Data to examine
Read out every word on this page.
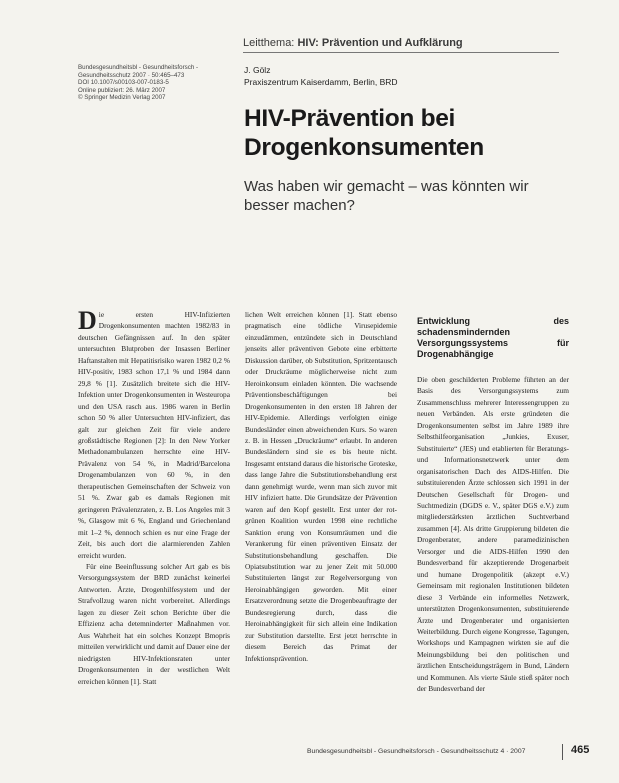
Leitthema: HIV: Prävention und Aufklärung
Bundesgesundheitsbl - Gesundheitsforsch -
Gesundheitsschutz 2007 · 50:465–473
DOI 10.1007/s00103-007-0183-5
Online publiziert: 26. März 2007
© Springer Medizin Verlag 2007
J. Gölz
Praxiszentrum Kaiserdamm, Berlin, BRD
HIV-Prävention bei
Drogenkonsumenten
Was haben wir gemacht – was könnten wir besser machen?

D ie ersten HIV-Infizierten Drogenkonsumenten machten 1982/83 in deutschen Gefängnissen auf. In den später untersuchten Blutproben der Insassen Berliner Haftanstalten mit Hepatitisrisiko waren 1982 0,2 % HIV-positiv, 1983 schon 17,1 % und 1984 dann 29,8 % [1]. Zusätzlich breitete sich die HIV-Infektion unter Drogenkonsumenten in Westeuropa und den USA rasch aus. 1986 waren in Berlin schon 50 % aller Untersuchten HIV-infiziert, das galt zur gleichen Zeit für viele andere großstädtische Regionen [2]: In den New Yorker Methadonambulanzen herrschte eine HIV-Prävalenz von 54 %, in Madrid/Barcelona Drogenambulanzen von 60 %, in den therapeutischen Gemeinschaften der Schweiz von 51 %. Zwar gab es damals Regionen mit geringeren Prävalenzraten, z. B. Los Angeles mit 3 %, Glasgow mit 6 %, England und Griechenland mit 1–2 %, dennoch schien es nur eine Frage der Zeit, bis auch dort die alarmierenden Zahlen erreicht wurden.

Für eine Beeinflussung solcher Art gab es bis Versorgungssystem der BRD zunächst keinerlei Antworten. Ärzte, Drogenhilfesystem und der Strafvollzug waren nicht vorbereitet. Allerdings lagen zu dieser Zeit schon Berichte über die Effizienz acha detemninderter Maßnahmen vor. Aus Wahrheit hat ein solches Konzept Bmopris mitteilen verwirklicht und damit auf Dauer eine der niedrigsten HIV-Infektionsraten unter Drogenkonsumenten in der westlichen Welt erreichen können [1]. Statt

lichen Welt erreichen können [1]. Statt ebenso pragmatisch eine tödliche Virusepidemie einzudämmen, entzündete sich in Deutschland jenseits aller präventiven Gebote eine erbitterte Diskussion darüber, ob Substitution, Spritzentausch oder Druckräume möglicherweise nicht zum Heroinkonsum einladen könnten. Die wachsende Präventionsbeschäftigungen bei Drogenkonsumenten in den ersten 18 Jahren der HIV-Epidemie. Allerdings verfolgten einige Bundesländer einen abweichenden Kurs. So waren z. B. in Hessen „Druckräume“ erlaubt. In anderen Bundesländern sind sie es bis heute nicht. Insgesamt entstand daraus die historische Groteske, dass lange Jahre die Substitutionsbehandlung erst dann genehmigt wurde, wenn man sich zuvor mit HIV infiziert hatte. Die Grundsätze der Prävention waren auf den Kopf gestellt. Erst unter der rot-grünen Koalition wurden 1998 eine rechtliche Sanktion erung von Konsumräumen und die Verankerung für einen präventiven Einsatz der Substitutionsbehandlung geschaffen. Die Opiatsubstitution war zu jener Zeit mit 50.000 Substituierten längst zur Regelversorgung von Heroinabhängigen geworden. Mit einer Ersatzverordnung setzte die Drogenbeauftragte der Bundesregierung durch, dass die Heroinabhängigkeit für sich allein eine Indikation zur Substitution darstellte. Erst jetzt herrschte in diesem Bereich das Primat der Infektionsprävention.

Entwicklung des schadensmindernden Versorgungssystems für Drogenabhängige

Die oben geschilderten Probleme führten an der Basis des Versorgungssystems zum Zusammenschluss mehrerer Interessengruppen zu neuen Verbänden. Als erste gründeten die Drogenkonsumenten selbst im Jahre 1989 ihre Selbsthilfeorganisation „Junkies, Exuser, Substituierte“ (JES) und etablierten für Beratungs- und Informationsnetzwerk unter dem organisatorischen Dach des AIDS-Hilfen. Die substituierenden Ärzte schlossen sich 1991 in der Deutschen Gesellschaft für Drogen- und Suchtmedizin (DGDS e. V., später DGS e.V.) zum mitgliederstärksten ärztlichen Suchtverband zusammen [4]. Als dritte Gruppierung bildeten die Drogenberater, andere paramedizinischen Versorger und die AIDS-Hilfen 1990 den Bundesverband für akzeptierende Drogenarbeit und humane Drogenpolitik (akzept e.V.) Gemeinsam mit regionalen Institutionen bildeten diese 3 Verbände ein informelles Netzwerk, unterstützten Drogenkonsumenten, substituierende Ärzte und Drogenberater und organisierten Weiterbildung. Durch eigene Kongresse, Tagungen, Workshops und Kampagnen wirkten sie auf die Meinungsbildung bei den politischen und ärztlichen Entscheidungsträgern in Bund, Ländern und Kommunen. Als vierte Säule stieß später noch der Bundesverband der

Bundesgesundheitsbl - Gesundheitsforsch - Gesundheitsschutz 4 · 2007	465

About this exercise
Which of the lines in the data hold the string "Bundesgesundheitsbl"? Report each of them by copying it.

Response
Bundesgesundheitsbl - Gesundheitsforsch -
Bundesgesundheitsbl - Gesundheitsforsch - Gesundheitsschutz 4 · 2007	465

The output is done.